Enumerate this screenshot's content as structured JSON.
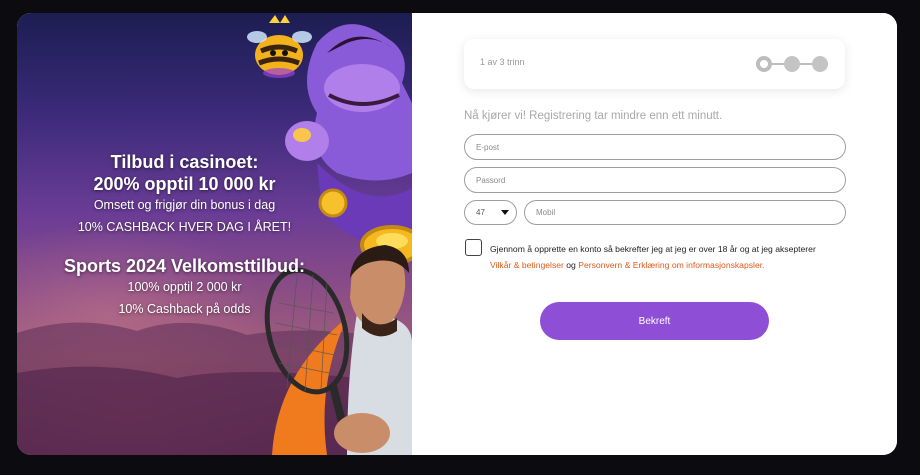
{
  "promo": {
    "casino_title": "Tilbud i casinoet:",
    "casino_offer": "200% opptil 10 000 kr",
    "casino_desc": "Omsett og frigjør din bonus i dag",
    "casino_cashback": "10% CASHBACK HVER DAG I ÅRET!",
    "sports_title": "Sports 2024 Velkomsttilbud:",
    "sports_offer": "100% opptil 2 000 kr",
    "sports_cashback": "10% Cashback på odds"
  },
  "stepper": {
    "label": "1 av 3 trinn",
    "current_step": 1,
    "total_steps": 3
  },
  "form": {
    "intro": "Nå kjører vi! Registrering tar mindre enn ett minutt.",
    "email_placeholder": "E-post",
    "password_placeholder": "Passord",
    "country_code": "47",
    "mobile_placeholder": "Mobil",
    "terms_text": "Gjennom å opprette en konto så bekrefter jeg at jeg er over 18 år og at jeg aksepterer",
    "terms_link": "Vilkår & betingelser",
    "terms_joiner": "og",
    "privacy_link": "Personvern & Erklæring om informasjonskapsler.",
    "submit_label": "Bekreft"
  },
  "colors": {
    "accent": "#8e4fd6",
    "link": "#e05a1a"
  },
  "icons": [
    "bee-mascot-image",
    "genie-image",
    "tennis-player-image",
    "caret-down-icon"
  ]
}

....

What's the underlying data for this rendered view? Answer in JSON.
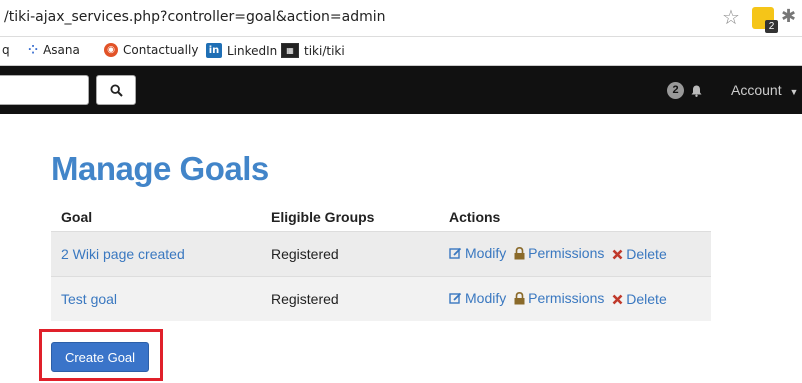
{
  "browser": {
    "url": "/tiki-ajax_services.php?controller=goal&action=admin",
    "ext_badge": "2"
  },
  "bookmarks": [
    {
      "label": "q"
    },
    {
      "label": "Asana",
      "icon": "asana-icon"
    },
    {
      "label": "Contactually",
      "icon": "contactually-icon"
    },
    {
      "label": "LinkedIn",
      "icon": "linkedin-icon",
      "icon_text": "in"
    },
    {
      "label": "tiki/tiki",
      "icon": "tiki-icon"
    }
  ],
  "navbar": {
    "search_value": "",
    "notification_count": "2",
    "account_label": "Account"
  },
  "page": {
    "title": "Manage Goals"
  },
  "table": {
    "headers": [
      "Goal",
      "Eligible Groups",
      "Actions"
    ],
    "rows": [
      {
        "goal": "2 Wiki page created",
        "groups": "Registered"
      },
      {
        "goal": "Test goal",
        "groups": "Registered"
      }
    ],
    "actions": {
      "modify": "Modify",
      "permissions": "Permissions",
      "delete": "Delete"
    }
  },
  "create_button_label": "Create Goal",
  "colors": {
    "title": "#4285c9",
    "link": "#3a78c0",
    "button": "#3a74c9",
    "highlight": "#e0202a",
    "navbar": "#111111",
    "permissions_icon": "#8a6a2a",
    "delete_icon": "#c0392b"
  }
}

....

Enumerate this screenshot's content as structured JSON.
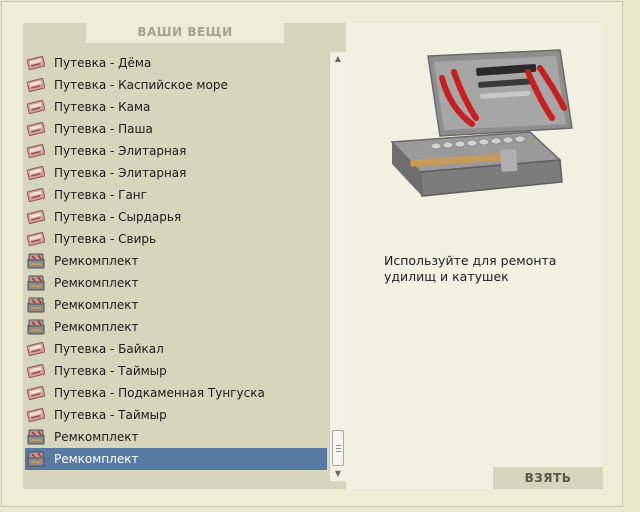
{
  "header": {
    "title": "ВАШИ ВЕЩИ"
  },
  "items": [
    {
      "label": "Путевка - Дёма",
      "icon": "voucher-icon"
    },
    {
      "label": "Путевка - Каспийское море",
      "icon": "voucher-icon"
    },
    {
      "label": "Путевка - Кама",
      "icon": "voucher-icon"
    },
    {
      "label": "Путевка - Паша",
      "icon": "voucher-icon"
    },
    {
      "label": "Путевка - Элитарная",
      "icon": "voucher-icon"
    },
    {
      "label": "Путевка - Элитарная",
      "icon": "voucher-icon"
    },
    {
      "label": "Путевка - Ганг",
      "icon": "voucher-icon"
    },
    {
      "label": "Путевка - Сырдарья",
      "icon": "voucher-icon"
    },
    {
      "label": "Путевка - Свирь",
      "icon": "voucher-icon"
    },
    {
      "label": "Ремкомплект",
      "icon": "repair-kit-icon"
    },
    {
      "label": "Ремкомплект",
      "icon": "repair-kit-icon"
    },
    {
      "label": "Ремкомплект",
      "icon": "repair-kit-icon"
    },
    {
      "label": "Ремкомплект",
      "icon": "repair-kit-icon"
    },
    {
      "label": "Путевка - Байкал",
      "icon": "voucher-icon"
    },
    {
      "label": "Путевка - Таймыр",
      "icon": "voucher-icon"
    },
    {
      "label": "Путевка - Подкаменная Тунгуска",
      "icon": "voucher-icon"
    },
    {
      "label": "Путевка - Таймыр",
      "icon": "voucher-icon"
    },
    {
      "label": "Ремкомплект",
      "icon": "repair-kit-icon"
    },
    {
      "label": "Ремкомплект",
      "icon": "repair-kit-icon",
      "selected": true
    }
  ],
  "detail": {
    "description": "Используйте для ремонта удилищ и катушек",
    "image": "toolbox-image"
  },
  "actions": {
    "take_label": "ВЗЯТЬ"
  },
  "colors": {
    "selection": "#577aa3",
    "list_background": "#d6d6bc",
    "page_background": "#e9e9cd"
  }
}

....

- _Task to complete_: List every line above that contains the word "opptil".

- _Exercise result_:
    "casino_offer": "200% opptil 10 000 kr",
    "sports_offer": "100% opptil 2 000 kr",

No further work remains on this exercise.